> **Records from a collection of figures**
----

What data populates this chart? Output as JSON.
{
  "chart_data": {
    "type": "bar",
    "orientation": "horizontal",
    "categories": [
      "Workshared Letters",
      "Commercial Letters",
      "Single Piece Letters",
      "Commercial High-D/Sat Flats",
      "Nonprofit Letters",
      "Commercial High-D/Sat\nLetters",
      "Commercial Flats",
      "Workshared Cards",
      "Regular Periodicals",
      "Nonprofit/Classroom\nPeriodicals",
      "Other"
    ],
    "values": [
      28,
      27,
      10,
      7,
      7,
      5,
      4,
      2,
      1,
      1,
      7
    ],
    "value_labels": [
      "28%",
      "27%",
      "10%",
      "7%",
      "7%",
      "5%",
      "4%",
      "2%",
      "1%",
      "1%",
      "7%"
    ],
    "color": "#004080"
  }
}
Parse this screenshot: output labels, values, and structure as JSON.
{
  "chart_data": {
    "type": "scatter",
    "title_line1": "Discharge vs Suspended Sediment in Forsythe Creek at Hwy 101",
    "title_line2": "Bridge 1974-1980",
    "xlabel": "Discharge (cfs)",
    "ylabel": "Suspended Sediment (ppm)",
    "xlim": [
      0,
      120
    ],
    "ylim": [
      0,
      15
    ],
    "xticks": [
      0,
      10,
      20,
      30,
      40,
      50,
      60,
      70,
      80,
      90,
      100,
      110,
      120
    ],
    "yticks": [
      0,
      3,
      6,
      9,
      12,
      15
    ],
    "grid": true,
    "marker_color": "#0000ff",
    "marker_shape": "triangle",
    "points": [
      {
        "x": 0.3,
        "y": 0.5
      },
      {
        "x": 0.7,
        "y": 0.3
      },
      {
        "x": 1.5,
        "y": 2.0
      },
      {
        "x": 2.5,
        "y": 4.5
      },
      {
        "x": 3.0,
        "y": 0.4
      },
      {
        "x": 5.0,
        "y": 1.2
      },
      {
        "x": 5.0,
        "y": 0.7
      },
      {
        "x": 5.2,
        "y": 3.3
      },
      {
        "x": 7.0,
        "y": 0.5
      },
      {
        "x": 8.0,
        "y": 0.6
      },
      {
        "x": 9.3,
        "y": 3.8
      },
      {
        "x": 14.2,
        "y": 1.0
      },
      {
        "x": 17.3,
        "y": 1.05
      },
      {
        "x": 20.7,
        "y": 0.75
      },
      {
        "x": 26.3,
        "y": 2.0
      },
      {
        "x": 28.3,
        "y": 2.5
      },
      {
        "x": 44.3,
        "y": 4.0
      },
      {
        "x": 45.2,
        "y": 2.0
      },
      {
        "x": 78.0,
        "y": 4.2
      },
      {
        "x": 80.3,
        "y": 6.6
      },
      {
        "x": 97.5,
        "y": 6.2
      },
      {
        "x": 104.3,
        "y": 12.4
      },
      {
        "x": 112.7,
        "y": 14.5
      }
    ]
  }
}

----

> **Exercise requirements**
Using the material above, print every entry exactly as written.

> **Exercise answer**
What data populates this chart? Output as JSON.
{
  "chart_data": {
    "type": "bar",
    "orientation": "horizontal",
    "categories": [
      "Workshared Letters",
      "Commercial Letters",
      "Single Piece Letters",
      "Commercial High-D/Sat Flats",
      "Nonprofit Letters",
      "Commercial High-D/Sat\nLetters",
      "Commercial Flats",
      "Workshared Cards",
      "Regular Periodicals",
      "Nonprofit/Classroom\nPeriodicals",
      "Other"
    ],
    "values": [
      28,
      27,
      10,
      7,
      7,
      5,
      4,
      2,
      1,
      1,
      7
    ],
    "value_labels": [
      "28%",
      "27%",
      "10%",
      "7%",
      "7%",
      "5%",
      "4%",
      "2%",
      "1%",
      "1%",
      "7%"
    ],
    "color": "#004080"
  }
}
Parse this screenshot: output labels, values, and structure as JSON.
{
  "chart_data": {
    "type": "scatter",
    "title_line1": "Discharge vs Suspended Sediment in Forsythe Creek at Hwy 101",
    "title_line2": "Bridge 1974-1980",
    "xlabel": "Discharge (cfs)",
    "ylabel": "Suspended Sediment (ppm)",
    "xlim": [
      0,
      120
    ],
    "ylim": [
      0,
      15
    ],
    "xticks": [
      0,
      10,
      20,
      30,
      40,
      50,
      60,
      70,
      80,
      90,
      100,
      110,
      120
    ],
    "yticks": [
      0,
      3,
      6,
      9,
      12,
      15
    ],
    "grid": true,
    "marker_color": "#0000ff",
    "marker_shape": "triangle",
    "points": [
      {
        "x": 0.3,
        "y": 0.5
      },
      {
        "x": 0.7,
        "y": 0.3
      },
      {
        "x": 1.5,
        "y": 2.0
      },
      {
        "x": 2.5,
        "y": 4.5
      },
      {
        "x": 3.0,
        "y": 0.4
      },
      {
        "x": 5.0,
        "y": 1.2
      },
      {
        "x": 5.0,
        "y": 0.7
      },
      {
        "x": 5.2,
        "y": 3.3
      },
      {
        "x": 7.0,
        "y": 0.5
      },
      {
        "x": 8.0,
        "y": 0.6
      },
      {
        "x": 9.3,
        "y": 3.8
      },
      {
        "x": 14.2,
        "y": 1.0
      },
      {
        "x": 17.3,
        "y": 1.05
      },
      {
        "x": 20.7,
        "y": 0.75
      },
      {
        "x": 26.3,
        "y": 2.0
      },
      {
        "x": 28.3,
        "y": 2.5
      },
      {
        "x": 44.3,
        "y": 4.0
      },
      {
        "x": 45.2,
        "y": 2.0
      },
      {
        "x": 78.0,
        "y": 4.2
      },
      {
        "x": 80.3,
        "y": 6.6
      },
      {
        "x": 97.5,
        "y": 6.2
      },
      {
        "x": 104.3,
        "y": 12.4
      },
      {
        "x": 112.7,
        "y": 14.5
      }
    ]
  }
}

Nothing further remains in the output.